Dataset items
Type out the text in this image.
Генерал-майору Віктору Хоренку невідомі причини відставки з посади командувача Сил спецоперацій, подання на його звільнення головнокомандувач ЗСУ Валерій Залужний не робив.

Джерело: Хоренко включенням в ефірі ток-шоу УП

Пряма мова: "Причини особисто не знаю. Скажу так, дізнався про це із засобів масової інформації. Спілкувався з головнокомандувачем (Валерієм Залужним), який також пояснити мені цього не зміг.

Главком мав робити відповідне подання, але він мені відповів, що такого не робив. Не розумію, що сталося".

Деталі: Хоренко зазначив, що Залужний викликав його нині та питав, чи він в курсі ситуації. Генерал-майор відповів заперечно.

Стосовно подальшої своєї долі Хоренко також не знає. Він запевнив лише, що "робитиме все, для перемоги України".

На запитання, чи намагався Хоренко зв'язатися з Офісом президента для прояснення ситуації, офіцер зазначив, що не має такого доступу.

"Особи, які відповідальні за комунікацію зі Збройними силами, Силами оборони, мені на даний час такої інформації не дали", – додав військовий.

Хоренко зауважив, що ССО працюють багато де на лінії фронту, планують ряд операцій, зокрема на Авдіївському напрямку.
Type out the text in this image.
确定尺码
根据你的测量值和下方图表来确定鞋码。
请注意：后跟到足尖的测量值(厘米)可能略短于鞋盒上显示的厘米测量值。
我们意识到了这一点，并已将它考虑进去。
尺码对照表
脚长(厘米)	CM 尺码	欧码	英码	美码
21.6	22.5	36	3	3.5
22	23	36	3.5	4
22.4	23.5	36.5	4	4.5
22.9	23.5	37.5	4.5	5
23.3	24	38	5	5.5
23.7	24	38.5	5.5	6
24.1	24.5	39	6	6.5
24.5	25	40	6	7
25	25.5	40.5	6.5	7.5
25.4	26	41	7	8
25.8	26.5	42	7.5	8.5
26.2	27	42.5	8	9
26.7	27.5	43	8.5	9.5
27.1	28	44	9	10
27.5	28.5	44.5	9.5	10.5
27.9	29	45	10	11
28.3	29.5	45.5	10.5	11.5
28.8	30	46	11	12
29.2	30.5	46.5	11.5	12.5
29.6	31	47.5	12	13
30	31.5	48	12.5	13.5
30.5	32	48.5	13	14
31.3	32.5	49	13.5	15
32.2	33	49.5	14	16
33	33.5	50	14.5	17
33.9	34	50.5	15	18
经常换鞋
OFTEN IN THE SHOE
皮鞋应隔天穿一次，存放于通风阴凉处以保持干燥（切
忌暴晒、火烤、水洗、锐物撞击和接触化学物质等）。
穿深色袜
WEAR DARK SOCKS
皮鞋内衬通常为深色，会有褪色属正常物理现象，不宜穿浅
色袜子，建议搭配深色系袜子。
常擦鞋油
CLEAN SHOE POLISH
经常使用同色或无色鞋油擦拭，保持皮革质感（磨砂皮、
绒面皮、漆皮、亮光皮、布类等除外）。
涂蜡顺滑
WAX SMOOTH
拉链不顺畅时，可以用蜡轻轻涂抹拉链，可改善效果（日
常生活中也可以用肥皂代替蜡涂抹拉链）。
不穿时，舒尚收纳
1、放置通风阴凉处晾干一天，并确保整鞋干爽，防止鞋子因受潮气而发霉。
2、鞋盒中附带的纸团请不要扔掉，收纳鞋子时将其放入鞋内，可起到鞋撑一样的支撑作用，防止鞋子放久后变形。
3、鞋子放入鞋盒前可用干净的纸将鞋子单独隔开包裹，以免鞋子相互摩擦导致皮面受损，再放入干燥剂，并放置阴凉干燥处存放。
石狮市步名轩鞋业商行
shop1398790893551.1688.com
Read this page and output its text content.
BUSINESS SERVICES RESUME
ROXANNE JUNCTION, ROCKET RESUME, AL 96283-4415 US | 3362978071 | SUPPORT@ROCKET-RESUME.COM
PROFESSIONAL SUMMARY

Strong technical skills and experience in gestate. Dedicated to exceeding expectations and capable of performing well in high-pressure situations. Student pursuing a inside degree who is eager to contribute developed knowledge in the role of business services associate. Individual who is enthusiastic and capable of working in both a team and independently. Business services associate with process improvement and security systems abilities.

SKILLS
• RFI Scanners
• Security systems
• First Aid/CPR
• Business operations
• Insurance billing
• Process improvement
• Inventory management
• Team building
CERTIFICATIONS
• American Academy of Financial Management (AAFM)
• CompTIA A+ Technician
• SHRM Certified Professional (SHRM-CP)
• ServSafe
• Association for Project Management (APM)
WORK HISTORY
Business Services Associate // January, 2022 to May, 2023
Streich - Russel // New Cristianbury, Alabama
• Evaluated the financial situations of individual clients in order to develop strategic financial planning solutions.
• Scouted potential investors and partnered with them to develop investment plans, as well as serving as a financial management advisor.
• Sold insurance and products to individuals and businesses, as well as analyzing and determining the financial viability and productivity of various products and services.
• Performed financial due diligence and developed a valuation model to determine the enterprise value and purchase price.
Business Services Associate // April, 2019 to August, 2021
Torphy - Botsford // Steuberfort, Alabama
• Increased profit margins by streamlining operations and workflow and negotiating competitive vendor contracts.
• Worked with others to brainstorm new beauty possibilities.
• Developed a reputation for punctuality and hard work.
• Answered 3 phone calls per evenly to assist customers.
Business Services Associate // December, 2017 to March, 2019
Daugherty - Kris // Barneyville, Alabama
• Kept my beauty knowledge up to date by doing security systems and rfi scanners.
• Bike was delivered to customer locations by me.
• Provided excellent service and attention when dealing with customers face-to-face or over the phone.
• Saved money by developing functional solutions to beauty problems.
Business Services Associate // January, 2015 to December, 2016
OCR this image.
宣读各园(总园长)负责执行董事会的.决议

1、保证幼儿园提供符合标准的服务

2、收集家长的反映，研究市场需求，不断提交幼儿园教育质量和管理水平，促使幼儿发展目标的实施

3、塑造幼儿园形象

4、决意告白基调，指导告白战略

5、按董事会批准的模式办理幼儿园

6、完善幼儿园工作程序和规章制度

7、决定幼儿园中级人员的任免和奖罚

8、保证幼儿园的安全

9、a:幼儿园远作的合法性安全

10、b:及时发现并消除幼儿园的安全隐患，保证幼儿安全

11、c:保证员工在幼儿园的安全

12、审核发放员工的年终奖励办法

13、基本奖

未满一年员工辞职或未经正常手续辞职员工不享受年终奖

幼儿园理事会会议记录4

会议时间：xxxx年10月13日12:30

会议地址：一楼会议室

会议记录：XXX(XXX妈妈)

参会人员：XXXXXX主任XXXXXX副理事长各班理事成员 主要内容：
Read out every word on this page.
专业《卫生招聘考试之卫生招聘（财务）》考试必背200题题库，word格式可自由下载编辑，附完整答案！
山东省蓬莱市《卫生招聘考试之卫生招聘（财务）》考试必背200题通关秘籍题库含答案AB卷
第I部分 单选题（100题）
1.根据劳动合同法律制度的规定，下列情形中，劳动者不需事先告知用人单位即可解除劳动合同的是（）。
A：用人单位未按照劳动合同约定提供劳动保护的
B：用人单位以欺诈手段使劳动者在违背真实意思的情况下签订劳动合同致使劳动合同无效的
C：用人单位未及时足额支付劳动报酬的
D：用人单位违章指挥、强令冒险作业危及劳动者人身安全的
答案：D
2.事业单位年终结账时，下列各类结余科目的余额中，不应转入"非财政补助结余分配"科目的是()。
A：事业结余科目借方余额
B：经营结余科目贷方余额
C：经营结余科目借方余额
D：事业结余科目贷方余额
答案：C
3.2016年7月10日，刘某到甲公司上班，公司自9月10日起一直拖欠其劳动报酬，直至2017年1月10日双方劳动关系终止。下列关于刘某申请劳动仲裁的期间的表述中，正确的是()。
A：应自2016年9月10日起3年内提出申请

- Task description -
Go through the entries and return each line where the word "well" appears.

- Response below -
Strong technical skills and experience in gestate. Dedicated to exceeding expectations and capable of performing well in high-pressure situations. Student pursuing a inside degree who is eager to contribute developed knowledge in the role of business services associate. Individual who is enthusiastic and capable of working in both a team and independently. Business services associate with process improvement and security systems abilities.
• Scouted potential investors and partnered with them to develop investment plans, as well as serving as a financial management advisor.
• Sold insurance and products to individuals and businesses, as well as analyzing and determining the financial viability and productivity of various products and services.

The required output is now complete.